Direction: Search the data below for the string "name". Extract every line that contains it.

Items from a figure collection
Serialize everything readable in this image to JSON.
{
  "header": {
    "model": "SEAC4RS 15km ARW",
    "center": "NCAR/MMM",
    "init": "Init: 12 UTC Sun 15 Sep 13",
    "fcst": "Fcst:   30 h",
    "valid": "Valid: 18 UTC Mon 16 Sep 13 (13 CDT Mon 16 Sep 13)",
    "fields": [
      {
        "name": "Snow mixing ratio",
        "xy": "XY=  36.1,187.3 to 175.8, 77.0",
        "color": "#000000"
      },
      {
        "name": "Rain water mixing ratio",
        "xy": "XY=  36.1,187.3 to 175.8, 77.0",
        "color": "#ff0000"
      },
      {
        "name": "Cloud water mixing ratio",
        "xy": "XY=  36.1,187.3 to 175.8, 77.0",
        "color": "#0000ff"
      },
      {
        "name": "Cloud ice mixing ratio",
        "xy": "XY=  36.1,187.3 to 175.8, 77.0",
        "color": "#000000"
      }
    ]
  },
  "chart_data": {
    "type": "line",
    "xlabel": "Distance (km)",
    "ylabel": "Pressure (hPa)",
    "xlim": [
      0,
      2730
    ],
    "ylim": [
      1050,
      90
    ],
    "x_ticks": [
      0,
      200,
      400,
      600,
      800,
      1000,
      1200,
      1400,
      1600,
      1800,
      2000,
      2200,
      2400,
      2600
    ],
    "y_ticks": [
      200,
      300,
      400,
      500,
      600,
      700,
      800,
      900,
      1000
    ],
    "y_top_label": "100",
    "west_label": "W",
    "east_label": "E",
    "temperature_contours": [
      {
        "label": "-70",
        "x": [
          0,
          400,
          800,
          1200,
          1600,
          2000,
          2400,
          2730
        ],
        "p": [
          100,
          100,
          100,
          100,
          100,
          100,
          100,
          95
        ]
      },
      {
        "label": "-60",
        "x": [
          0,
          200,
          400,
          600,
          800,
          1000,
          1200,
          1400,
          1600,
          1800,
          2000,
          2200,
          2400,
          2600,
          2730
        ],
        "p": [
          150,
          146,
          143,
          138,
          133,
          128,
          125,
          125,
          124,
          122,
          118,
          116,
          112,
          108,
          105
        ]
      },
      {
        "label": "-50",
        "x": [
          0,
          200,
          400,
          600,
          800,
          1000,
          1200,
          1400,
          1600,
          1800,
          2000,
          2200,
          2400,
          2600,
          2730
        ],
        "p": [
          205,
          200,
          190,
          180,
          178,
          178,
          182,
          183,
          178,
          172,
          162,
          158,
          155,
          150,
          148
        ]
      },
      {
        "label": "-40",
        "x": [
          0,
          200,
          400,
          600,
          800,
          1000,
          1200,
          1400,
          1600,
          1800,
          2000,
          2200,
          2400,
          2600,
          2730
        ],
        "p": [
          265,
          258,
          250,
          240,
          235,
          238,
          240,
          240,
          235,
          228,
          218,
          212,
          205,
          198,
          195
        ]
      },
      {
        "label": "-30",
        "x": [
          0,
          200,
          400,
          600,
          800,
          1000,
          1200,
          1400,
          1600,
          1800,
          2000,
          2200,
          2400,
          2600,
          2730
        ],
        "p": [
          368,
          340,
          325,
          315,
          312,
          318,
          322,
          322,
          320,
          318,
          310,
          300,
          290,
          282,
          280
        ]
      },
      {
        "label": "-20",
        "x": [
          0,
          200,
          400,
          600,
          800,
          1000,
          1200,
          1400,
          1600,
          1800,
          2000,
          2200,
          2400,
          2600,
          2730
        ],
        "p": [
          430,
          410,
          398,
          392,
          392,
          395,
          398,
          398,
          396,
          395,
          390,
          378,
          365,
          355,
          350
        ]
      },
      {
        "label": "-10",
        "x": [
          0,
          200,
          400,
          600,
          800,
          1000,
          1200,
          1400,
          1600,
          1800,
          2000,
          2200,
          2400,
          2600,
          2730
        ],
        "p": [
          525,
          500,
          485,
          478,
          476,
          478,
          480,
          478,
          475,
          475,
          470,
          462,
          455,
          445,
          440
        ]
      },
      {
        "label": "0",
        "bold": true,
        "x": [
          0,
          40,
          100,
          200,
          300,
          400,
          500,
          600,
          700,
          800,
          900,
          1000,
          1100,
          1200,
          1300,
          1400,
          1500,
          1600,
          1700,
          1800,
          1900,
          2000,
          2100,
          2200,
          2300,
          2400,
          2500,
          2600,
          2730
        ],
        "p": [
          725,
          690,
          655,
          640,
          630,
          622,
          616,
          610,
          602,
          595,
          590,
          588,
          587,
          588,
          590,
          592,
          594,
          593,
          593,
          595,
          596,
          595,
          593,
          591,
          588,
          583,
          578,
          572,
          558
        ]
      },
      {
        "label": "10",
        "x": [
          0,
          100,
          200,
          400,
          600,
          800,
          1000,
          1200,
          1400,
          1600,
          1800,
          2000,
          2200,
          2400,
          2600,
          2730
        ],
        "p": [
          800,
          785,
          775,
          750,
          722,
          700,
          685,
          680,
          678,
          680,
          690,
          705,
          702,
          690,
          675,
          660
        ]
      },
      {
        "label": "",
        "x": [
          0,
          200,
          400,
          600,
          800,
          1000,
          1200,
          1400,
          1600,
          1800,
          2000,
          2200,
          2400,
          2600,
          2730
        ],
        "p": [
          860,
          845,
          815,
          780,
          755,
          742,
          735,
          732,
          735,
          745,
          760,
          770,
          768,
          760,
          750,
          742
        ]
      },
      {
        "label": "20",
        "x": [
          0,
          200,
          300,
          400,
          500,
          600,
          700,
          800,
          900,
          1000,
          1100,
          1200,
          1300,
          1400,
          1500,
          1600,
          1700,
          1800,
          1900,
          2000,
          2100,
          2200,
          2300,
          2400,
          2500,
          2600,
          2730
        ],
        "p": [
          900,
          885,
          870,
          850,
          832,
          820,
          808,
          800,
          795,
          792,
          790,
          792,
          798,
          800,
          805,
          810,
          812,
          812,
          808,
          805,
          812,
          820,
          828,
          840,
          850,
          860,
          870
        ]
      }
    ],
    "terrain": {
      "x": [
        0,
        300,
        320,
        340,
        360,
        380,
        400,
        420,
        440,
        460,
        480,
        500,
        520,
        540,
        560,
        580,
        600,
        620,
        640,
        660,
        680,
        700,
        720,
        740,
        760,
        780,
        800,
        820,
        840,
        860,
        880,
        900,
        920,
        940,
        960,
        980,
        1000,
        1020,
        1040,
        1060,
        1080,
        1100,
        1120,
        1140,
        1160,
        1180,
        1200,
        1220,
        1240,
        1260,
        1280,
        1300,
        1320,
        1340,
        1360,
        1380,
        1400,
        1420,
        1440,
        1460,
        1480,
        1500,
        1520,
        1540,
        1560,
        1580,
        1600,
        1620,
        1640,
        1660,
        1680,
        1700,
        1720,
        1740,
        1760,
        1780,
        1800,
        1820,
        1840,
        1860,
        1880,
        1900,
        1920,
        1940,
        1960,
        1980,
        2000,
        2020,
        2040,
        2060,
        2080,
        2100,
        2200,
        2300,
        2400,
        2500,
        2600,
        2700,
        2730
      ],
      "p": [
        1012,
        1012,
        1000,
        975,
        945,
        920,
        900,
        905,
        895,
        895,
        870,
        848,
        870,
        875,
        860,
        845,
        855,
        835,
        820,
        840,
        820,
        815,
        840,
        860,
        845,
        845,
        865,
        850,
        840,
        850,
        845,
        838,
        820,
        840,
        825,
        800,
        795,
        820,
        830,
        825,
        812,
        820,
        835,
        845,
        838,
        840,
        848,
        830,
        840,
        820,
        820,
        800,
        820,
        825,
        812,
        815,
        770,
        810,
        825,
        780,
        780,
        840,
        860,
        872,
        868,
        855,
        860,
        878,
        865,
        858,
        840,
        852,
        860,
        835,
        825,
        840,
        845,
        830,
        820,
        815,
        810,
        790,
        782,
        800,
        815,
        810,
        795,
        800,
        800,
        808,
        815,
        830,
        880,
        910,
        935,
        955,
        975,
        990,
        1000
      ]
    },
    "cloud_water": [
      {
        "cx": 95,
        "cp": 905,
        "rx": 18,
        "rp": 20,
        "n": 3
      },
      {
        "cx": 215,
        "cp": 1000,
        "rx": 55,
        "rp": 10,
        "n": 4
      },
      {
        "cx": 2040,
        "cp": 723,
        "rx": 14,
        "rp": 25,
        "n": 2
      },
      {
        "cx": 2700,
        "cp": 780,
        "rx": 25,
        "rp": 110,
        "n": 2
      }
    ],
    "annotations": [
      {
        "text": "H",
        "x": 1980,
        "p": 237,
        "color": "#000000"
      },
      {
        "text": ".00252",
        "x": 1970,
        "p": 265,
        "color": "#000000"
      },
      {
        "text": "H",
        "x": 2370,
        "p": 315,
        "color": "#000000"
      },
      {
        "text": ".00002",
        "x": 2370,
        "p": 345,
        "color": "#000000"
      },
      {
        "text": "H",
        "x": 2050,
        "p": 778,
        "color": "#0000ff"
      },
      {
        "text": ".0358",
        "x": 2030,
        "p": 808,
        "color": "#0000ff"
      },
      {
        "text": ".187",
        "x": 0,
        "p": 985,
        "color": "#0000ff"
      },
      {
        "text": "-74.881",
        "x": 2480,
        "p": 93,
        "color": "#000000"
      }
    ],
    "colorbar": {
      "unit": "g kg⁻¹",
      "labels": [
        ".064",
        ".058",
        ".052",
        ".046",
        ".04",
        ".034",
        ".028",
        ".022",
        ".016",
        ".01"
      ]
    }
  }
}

Full output:
        "name": "Snow mixing ratio",
        "name": "Rain water mixing ratio",
        "name": "Cloud water mixing ratio",
        "name": "Cloud ice mixing ratio",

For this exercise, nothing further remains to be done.